• [Task instructions]: Scan the material for the word "moto", and copy each line where it shows up.

-------- Exercise input --------

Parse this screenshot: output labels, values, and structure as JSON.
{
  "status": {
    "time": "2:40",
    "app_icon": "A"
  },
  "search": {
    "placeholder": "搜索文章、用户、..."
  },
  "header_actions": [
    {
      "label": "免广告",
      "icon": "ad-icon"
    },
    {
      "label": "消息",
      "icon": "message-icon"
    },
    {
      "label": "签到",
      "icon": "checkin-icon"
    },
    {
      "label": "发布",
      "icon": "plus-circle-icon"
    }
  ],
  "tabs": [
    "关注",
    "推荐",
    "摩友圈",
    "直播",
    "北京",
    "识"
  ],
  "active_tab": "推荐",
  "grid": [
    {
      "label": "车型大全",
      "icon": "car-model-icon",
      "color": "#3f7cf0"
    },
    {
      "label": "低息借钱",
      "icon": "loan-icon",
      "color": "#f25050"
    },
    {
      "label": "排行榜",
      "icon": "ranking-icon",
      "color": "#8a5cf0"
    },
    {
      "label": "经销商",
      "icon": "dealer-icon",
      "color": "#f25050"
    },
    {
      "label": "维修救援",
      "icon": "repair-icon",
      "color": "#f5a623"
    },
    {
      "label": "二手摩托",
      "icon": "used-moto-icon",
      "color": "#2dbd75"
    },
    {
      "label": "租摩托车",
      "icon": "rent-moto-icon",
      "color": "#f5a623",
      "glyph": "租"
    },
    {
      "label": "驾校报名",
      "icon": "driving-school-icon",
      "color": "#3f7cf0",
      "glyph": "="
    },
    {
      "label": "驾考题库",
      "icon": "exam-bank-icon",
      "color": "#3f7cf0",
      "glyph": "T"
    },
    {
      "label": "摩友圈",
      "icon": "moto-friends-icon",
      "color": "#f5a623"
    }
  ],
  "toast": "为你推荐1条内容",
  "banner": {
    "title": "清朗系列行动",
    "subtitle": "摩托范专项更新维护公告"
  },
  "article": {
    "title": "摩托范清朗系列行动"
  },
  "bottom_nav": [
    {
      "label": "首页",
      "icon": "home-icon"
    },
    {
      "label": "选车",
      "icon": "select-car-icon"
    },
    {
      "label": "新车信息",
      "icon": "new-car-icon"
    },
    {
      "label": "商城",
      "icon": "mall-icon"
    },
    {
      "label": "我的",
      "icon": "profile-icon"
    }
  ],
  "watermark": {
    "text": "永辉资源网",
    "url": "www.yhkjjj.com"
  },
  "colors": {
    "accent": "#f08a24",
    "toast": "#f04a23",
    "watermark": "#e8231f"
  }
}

--------

• [Answer below]:
      "icon": "used-moto-icon",
      "icon": "rent-moto-icon",
      "icon": "moto-friends-icon",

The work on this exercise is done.